- Exercise requirements
Pick out every line of the entries below where "gebaseerd" occurs, and copy those lines.
########################################
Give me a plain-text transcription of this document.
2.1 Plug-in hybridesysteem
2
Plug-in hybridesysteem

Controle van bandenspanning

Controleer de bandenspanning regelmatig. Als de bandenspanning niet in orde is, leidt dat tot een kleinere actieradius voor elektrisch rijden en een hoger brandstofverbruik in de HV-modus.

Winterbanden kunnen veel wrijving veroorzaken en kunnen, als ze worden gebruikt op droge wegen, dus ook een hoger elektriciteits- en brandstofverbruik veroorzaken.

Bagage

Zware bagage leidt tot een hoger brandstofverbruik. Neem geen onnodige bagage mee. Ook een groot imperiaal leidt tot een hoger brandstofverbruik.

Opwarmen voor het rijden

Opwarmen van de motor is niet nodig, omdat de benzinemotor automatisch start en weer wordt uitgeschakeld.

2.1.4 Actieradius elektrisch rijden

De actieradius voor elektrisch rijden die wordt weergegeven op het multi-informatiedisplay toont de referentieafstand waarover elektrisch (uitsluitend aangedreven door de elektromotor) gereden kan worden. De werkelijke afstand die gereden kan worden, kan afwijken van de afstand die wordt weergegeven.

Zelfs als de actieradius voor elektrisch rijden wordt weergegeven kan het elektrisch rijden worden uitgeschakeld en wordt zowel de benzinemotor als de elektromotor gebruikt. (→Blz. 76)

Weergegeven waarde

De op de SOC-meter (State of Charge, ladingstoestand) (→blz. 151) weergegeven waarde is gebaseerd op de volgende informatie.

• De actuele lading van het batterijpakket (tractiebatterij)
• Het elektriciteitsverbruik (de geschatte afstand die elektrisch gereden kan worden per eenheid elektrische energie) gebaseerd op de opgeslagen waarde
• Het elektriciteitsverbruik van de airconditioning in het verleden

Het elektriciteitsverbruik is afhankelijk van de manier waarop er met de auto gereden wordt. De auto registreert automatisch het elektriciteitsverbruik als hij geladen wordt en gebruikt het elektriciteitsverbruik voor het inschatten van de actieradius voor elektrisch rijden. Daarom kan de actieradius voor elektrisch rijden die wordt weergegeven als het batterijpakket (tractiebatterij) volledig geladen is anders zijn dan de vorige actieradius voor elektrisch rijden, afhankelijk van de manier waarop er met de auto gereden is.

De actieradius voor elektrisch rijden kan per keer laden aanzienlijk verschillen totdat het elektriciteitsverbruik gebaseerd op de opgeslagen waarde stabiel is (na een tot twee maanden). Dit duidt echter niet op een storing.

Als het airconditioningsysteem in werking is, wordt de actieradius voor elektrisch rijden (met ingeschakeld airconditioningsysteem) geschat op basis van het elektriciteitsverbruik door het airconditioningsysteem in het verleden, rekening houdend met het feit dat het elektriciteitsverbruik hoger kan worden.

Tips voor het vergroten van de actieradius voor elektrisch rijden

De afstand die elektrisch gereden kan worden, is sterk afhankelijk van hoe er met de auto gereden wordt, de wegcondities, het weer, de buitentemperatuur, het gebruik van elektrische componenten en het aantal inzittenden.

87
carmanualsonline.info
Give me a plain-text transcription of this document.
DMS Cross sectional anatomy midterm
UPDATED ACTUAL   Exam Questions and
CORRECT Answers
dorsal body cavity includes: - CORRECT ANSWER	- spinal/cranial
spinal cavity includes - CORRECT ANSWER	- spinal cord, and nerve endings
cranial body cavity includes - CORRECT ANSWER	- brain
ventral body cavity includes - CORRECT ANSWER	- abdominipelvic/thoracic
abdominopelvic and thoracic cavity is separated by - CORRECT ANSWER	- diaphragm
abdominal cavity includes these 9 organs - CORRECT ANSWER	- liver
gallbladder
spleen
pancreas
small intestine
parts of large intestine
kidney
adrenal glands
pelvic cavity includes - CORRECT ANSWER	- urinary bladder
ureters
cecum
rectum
########################################
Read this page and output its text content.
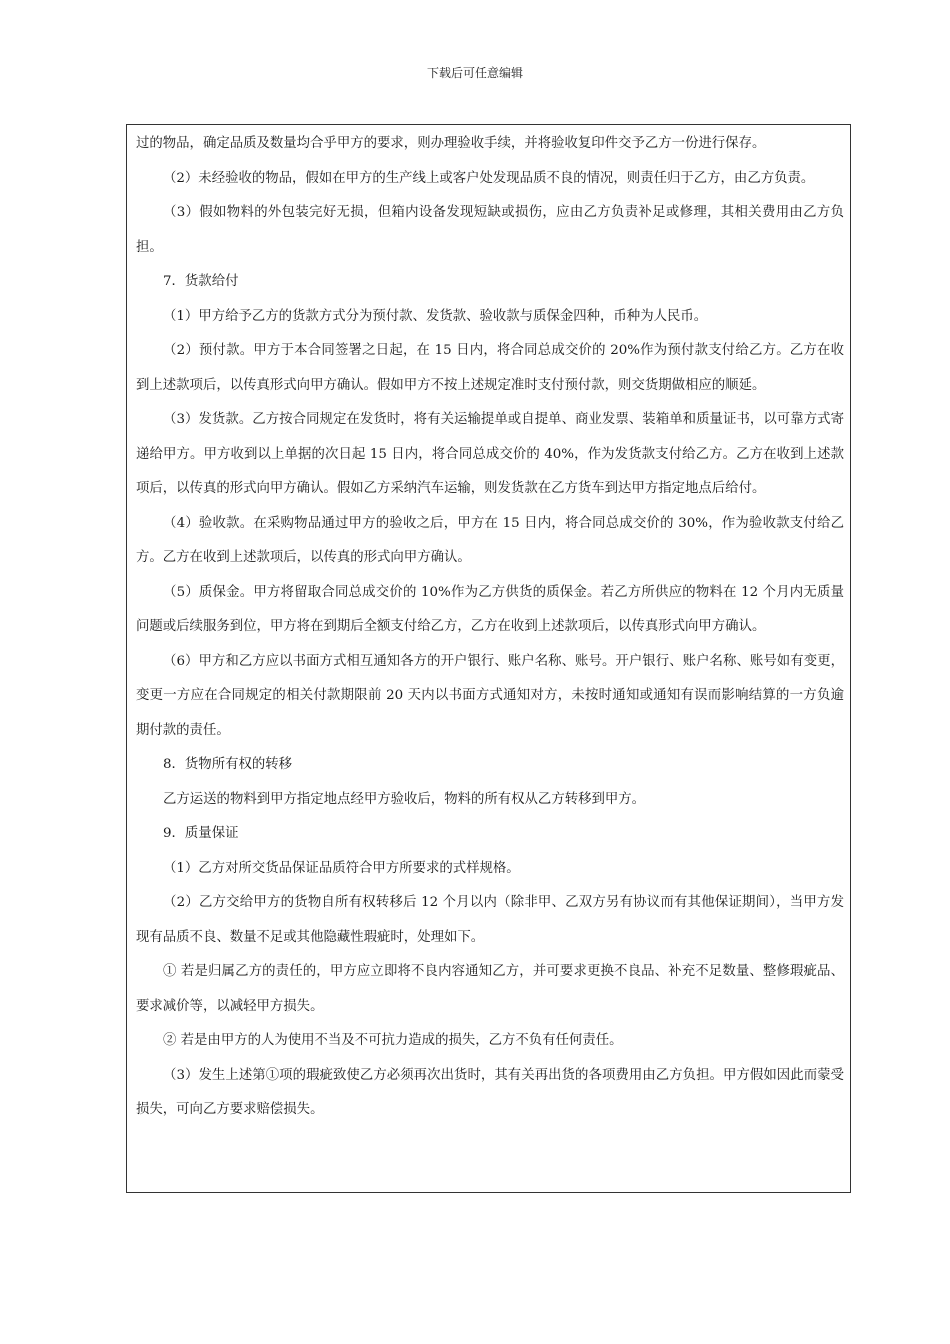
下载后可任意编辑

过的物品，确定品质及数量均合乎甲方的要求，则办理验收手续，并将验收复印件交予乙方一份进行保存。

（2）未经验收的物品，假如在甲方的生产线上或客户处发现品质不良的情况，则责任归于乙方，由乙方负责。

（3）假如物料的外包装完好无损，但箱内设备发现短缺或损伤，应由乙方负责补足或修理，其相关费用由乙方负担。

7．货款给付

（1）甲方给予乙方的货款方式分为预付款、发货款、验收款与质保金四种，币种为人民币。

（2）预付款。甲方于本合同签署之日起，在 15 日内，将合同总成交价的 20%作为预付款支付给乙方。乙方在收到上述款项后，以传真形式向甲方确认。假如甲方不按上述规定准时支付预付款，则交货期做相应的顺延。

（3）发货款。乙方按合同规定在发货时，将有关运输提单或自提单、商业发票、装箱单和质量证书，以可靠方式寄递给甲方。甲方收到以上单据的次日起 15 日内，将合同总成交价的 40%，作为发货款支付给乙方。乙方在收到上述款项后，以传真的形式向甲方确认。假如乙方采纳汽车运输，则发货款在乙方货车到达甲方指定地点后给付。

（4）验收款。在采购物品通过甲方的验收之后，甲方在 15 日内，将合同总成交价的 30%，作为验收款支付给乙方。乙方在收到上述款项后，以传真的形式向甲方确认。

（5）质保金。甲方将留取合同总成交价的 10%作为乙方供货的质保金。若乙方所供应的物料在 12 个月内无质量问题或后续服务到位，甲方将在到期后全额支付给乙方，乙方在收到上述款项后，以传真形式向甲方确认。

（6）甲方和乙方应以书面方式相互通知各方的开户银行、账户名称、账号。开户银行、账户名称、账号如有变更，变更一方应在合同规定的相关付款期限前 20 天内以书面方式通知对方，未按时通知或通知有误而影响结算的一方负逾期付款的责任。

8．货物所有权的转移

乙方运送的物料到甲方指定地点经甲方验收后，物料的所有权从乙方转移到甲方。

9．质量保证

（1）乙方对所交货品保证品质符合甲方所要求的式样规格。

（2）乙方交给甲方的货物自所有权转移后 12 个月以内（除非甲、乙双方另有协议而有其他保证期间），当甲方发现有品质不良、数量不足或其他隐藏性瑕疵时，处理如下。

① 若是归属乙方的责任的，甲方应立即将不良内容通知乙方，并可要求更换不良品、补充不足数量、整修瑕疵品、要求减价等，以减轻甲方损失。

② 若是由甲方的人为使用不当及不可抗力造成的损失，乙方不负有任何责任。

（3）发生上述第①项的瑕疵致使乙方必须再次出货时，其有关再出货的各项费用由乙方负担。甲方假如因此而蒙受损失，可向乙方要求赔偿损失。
########################################
- Correct output
De op de SOC-meter (State of Charge, ladingstoestand) (→blz. 151) weergegeven waarde is gebaseerd op de volgende informatie.
• Het elektriciteitsverbruik (de geschatte afstand die elektrisch gereden kan worden per eenheid elektrische energie) gebaseerd op de opgeslagen waarde
De actieradius voor elektrisch rijden kan per keer laden aanzienlijk verschillen totdat het elektriciteitsverbruik gebaseerd op de opgeslagen waarde stabiel is (na een tot twee maanden). Dit duidt echter niet op een storing.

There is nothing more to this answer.